[Objective]:
Retype all the entries word for word, but omit the pictures.
-- Start Supplied information --
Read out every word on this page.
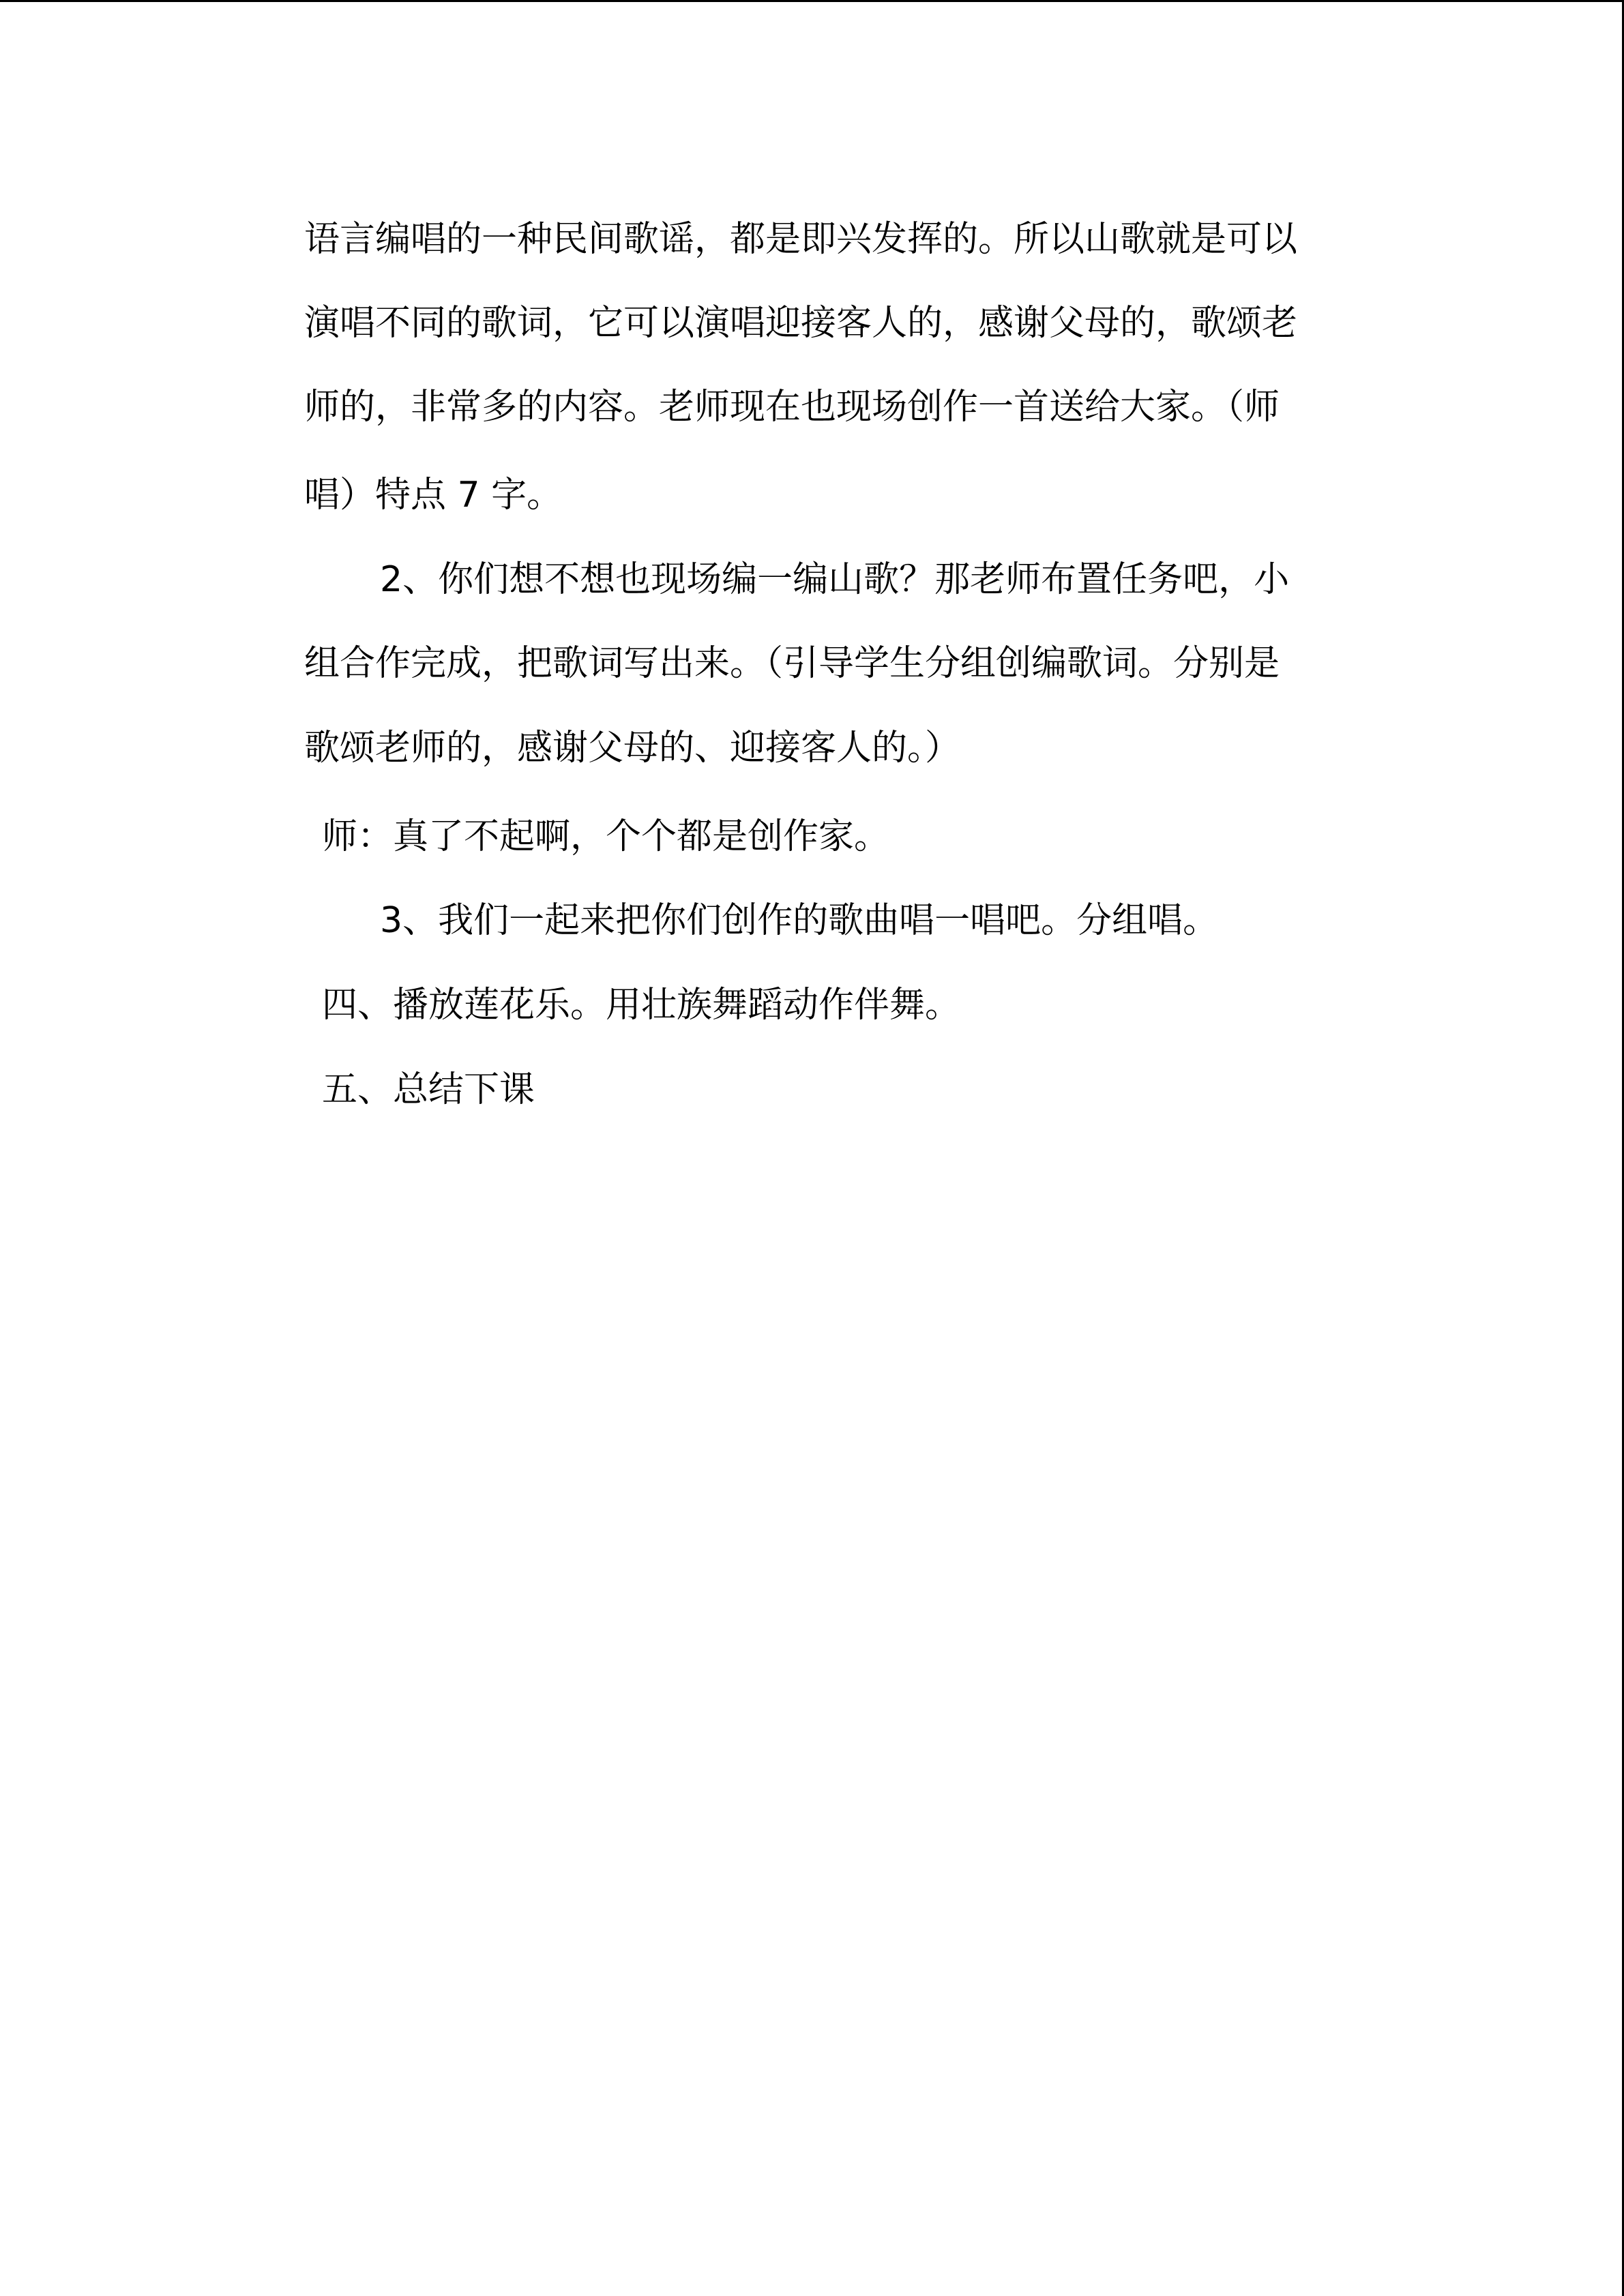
语言编唱的一种民间歌谣，都是即兴发挥的。所以山歌就是可以

演唱不同的歌词，它可以演唱迎接客人的，感谢父母的，歌颂老

师的，非常多的内容。老师现在也现场创作一首送给大家。（师

唱）特点 7 字。

2、你们想不想也现场编一编山歌？那老师布置任务吧，小

组合作完成，把歌词写出来。（引导学生分组创编歌词。分别是

歌颂老师的，感谢父母的、迎接客人的。）

师：真了不起啊，个个都是创作家。

3、我们一起来把你们创作的歌曲唱一唱吧。分组唱。

四、播放莲花乐。用壮族舞蹈动作伴舞。

五、总结下课
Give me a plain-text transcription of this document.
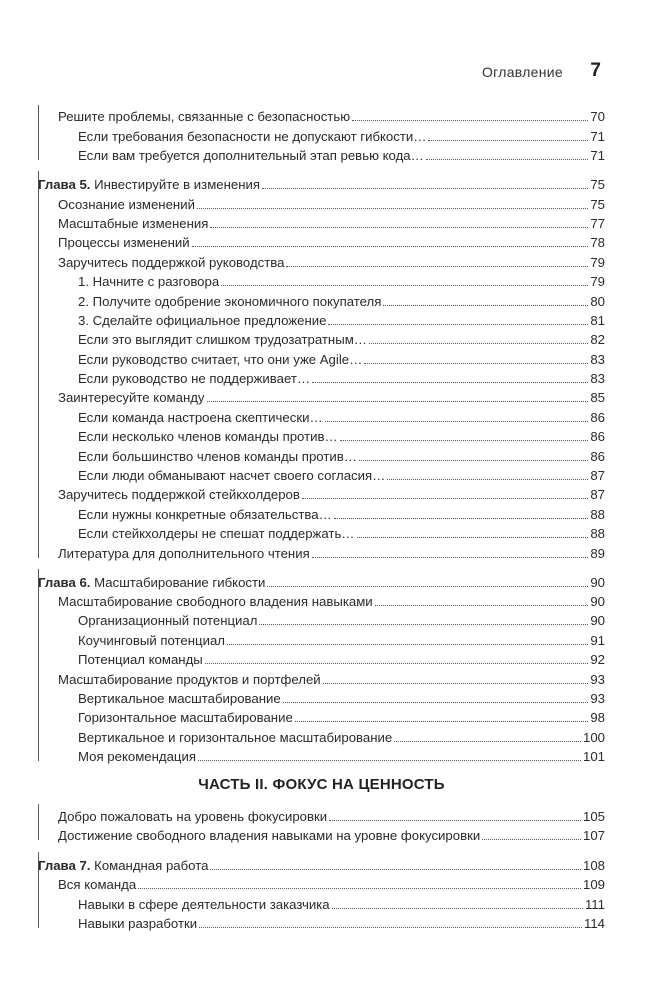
Оглавление 7
Решите проблемы, связанные с безопасностью	70
Если требования безопасности не допускают гибкости…	71
Если вам требуется дополнительный этап ревью кода…	71
Глава 5. Инвестируйте в изменения	75
Осознание изменений	75
Масштабные изменения	77
Процессы изменений	78
Заручитесь поддержкой руководства	79
1. Начните с разговора	79
2. Получите одобрение экономичного покупателя	80
3. Сделайте официальное предложение	81
Если это выглядит слишком трудозатратным…	82
Если руководство считает, что они уже Agile…	83
Если руководство не поддерживает…	83
Заинтересуйте команду	85
Если команда настроена скептически…	86
Если несколько членов команды против…	86
Если большинство членов команды против…	86
Если люди обманывают насчет своего согласия…	87
Заручитесь поддержкой стейкхолдеров	87
Если нужны конкретные обязательства…	88
Если стейкхолдеры не спешат поддержать…	88
Литература для дополнительного чтения	89
Глава 6. Масштабирование гибкости	90
Масштабирование свободного владения навыками	90
Организационный потенциал	90
Коучинговый потенциал	91
Потенциал команды	92
Масштабирование продуктов и портфелей	93
Вертикальное масштабирование	93
Горизонтальное масштабирование	98
Вертикальное и горизонтальное масштабирование	100
Моя рекомендация	101
ЧАСТЬ II. ФОКУС НА ЦЕННОСТЬ
Добро пожаловать на уровень фокусировки	105
Достижение свободного владения навыками на уровне фокусировки	107
Глава 7. Командная работа	108
Вся команда	109
Навыки в сфере деятельности заказчика	111
Навыки разработки	114
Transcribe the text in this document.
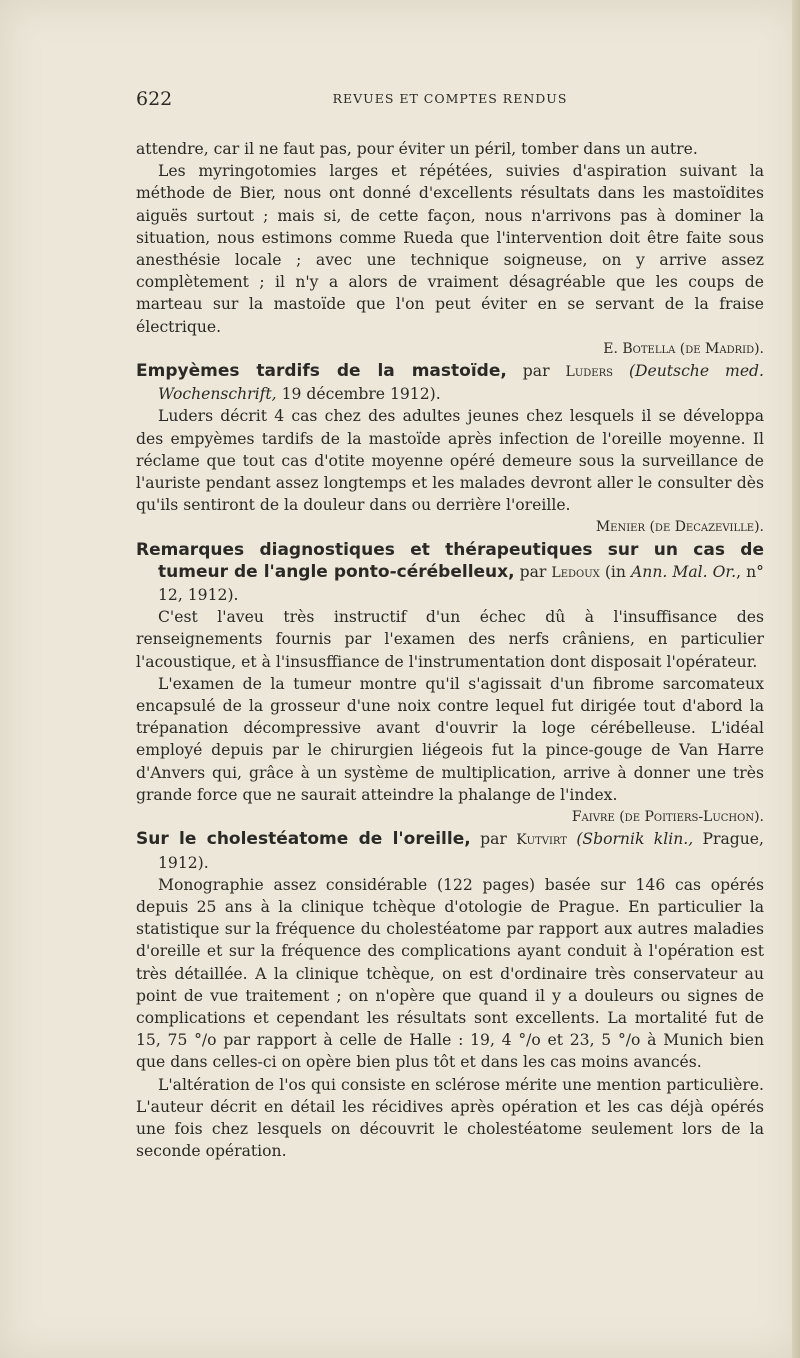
622	REVUES ET COMPTES RENDUS

attendre, car il ne faut pas, pour éviter un péril, tomber dans un autre.

Les myringotomies larges et répétées, suivies d'aspiration suivant la méthode de Bier, nous ont donné d'excellents résultats dans les mastoïdites aiguës surtout ; mais si, de cette façon, nous n'arrivons pas à dominer la situation, nous estimons comme Rueda que l'intervention doit être faite sous anesthésie locale ; avec une technique soigneuse, on y arrive assez complètement ; il n'y a alors de vraiment désagréable que les coups de marteau sur la mastoïde que l'on peut éviter en se servant de la fraise électrique.
E. Botella (de Madrid).

Empyèmes tardifs de la mastoïde, par Luders (Deutsche med. Wochenschrift, 19 décembre 1912).

Luders décrit 4 cas chez des adultes jeunes chez lesquels il se développa des empyèmes tardifs de la mastoïde après infection de l'oreille moyenne. Il réclame que tout cas d'otite moyenne opéré demeure sous la surveillance de l'auriste pendant assez longtemps et les malades devront aller le consulter dès qu'ils sentiront de la douleur dans ou derrière l'oreille.
Menier (de Decazeville).

Remarques diagnostiques et thérapeutiques sur un cas de tumeur de l'angle ponto-cérébelleux, par Ledoux (in Ann. Mal. Or., n° 12, 1912).

C'est l'aveu très instructif d'un échec dû à l'insuffisance des renseignements fournis par l'examen des nerfs crâniens, en particulier l'acoustique, et à l'insusffiance de l'instrumentation dont disposait l'opérateur.

L'examen de la tumeur montre qu'il s'agissait d'un fibrome sarcomateux encapsulé de la grosseur d'une noix contre lequel fut dirigée tout d'abord la trépanation décompressive avant d'ouvrir la loge cérébelleuse. L'idéal employé depuis par le chirurgien liégeois fut la pince-gouge de Van Harre d'Anvers qui, grâce à un système de multiplication, arrive à donner une très grande force que ne saurait atteindre la phalange de l'index.
Faivre (de Poitiers-Luchon).

Sur le cholestéatome de l'oreille, par Kutvirt (Sbornik klin., Prague, 1912).

Monographie assez considérable (122 pages) basée sur 146 cas opérés depuis 25 ans à la clinique tchèque d'otologie de Prague. En particulier la statistique sur la fréquence du cholestéatome par rapport aux autres maladies d'oreille et sur la fréquence des complications ayant conduit à l'opération est très détaillée. A la clinique tchèque, on est d'ordinaire très conservateur au point de vue traitement ; on n'opère que quand il y a douleurs ou signes de complications et cependant les résultats sont excellents. La mortalité fut de 15, 75 °/o par rapport à celle de Halle : 19, 4 °/o et 23, 5 °/o à Munich bien que dans celles-ci on opère bien plus tôt et dans les cas moins avancés.

L'altération de l'os qui consiste en sclérose mérite une mention particulière. L'auteur décrit en détail les récidives après opération et les cas déjà opérés une fois chez lesquels on découvrit le cholestéatome seulement lors de la seconde opération.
-- End Supplied information --
[Solution for this exercise]:
Read out every word on this page.
语言编唱的一种民间歌谣，都是即兴发挥的。所以山歌就是可以

演唱不同的歌词，它可以演唱迎接客人的，感谢父母的，歌颂老

师的，非常多的内容。老师现在也现场创作一首送给大家。（师

唱）特点 7 字。

2、你们想不想也现场编一编山歌？那老师布置任务吧，小

组合作完成，把歌词写出来。（引导学生分组创编歌词。分别是

歌颂老师的，感谢父母的、迎接客人的。）

师：真了不起啊，个个都是创作家。

3、我们一起来把你们创作的歌曲唱一唱吧。分组唱。

四、播放莲花乐。用壮族舞蹈动作伴舞。

五、总结下课
Give me a plain-text transcription of this document.
Оглавление 7
Решите проблемы, связанные с безопасностью	70
Если требования безопасности не допускают гибкости…	71
Если вам требуется дополнительный этап ревью кода…	71
Глава 5. Инвестируйте в изменения	75
Осознание изменений	75
Масштабные изменения	77
Процессы изменений	78
Заручитесь поддержкой руководства	79
1. Начните с разговора	79
2. Получите одобрение экономичного покупателя	80
3. Сделайте официальное предложение	81
Если это выглядит слишком трудозатратным…	82
Если руководство считает, что они уже Agile…	83
Если руководство не поддерживает…	83
Заинтересуйте команду	85
Если команда настроена скептически…	86
Если несколько членов команды против…	86
Если большинство членов команды против…	86
Если люди обманывают насчет своего согласия…	87
Заручитесь поддержкой стейкхолдеров	87
Если нужны конкретные обязательства…	88
Если стейкхолдеры не спешат поддержать…	88
Литература для дополнительного чтения	89
Глава 6. Масштабирование гибкости	90
Масштабирование свободного владения навыками	90
Организационный потенциал	90
Коучинговый потенциал	91
Потенциал команды	92
Масштабирование продуктов и портфелей	93
Вертикальное масштабирование	93
Горизонтальное масштабирование	98
Вертикальное и горизонтальное масштабирование	100
Моя рекомендация	101
ЧАСТЬ II. ФОКУС НА ЦЕННОСТЬ
Добро пожаловать на уровень фокусировки	105
Достижение свободного владения навыками на уровне фокусировки	107
Глава 7. Командная работа	108
Вся команда	109
Навыки в сфере деятельности заказчика	111
Навыки разработки	114
Transcribe the text in this document.
622	REVUES ET COMPTES RENDUS

attendre, car il ne faut pas, pour éviter un péril, tomber dans un autre.

Les myringotomies larges et répétées, suivies d'aspiration suivant la méthode de Bier, nous ont donné d'excellents résultats dans les mastoïdites aiguës surtout ; mais si, de cette façon, nous n'arrivons pas à dominer la situation, nous estimons comme Rueda que l'intervention doit être faite sous anesthésie locale ; avec une technique soigneuse, on y arrive assez complètement ; il n'y a alors de vraiment désagréable que les coups de marteau sur la mastoïde que l'on peut éviter en se servant de la fraise électrique.
E. Botella (de Madrid).

Empyèmes tardifs de la mastoïde, par Luders (Deutsche med. Wochenschrift, 19 décembre 1912).

Luders décrit 4 cas chez des adultes jeunes chez lesquels il se développa des empyèmes tardifs de la mastoïde après infection de l'oreille moyenne. Il réclame que tout cas d'otite moyenne opéré demeure sous la surveillance de l'auriste pendant assez longtemps et les malades devront aller le consulter dès qu'ils sentiront de la douleur dans ou derrière l'oreille.
Menier (de Decazeville).

Remarques diagnostiques et thérapeutiques sur un cas de tumeur de l'angle ponto-cérébelleux, par Ledoux (in Ann. Mal. Or., n° 12, 1912).

C'est l'aveu très instructif d'un échec dû à l'insuffisance des renseignements fournis par l'examen des nerfs crâniens, en particulier l'acoustique, et à l'insusffiance de l'instrumentation dont disposait l'opérateur.

L'examen de la tumeur montre qu'il s'agissait d'un fibrome sarcomateux encapsulé de la grosseur d'une noix contre lequel fut dirigée tout d'abord la trépanation décompressive avant d'ouvrir la loge cérébelleuse. L'idéal employé depuis par le chirurgien liégeois fut la pince-gouge de Van Harre d'Anvers qui, grâce à un système de multiplication, arrive à donner une très grande force que ne saurait atteindre la phalange de l'index.
Faivre (de Poitiers-Luchon).

Sur le cholestéatome de l'oreille, par Kutvirt (Sbornik klin., Prague, 1912).

Monographie assez considérable (122 pages) basée sur 146 cas opérés depuis 25 ans à la clinique tchèque d'otologie de Prague. En particulier la statistique sur la fréquence du cholestéatome par rapport aux autres maladies d'oreille et sur la fréquence des complications ayant conduit à l'opération est très détaillée. A la clinique tchèque, on est d'ordinaire très conservateur au point de vue traitement ; on n'opère que quand il y a douleurs ou signes de complications et cependant les résultats sont excellents. La mortalité fut de 15, 75 °/o par rapport à celle de Halle : 19, 4 °/o et 23, 5 °/o à Munich bien que dans celles-ci on opère bien plus tôt et dans les cas moins avancés.

L'altération de l'os qui consiste en sclérose mérite une mention particulière. L'auteur décrit en détail les récidives après opération et les cas déjà opérés une fois chez lesquels on découvrit le cholestéatome seulement lors de la seconde opération.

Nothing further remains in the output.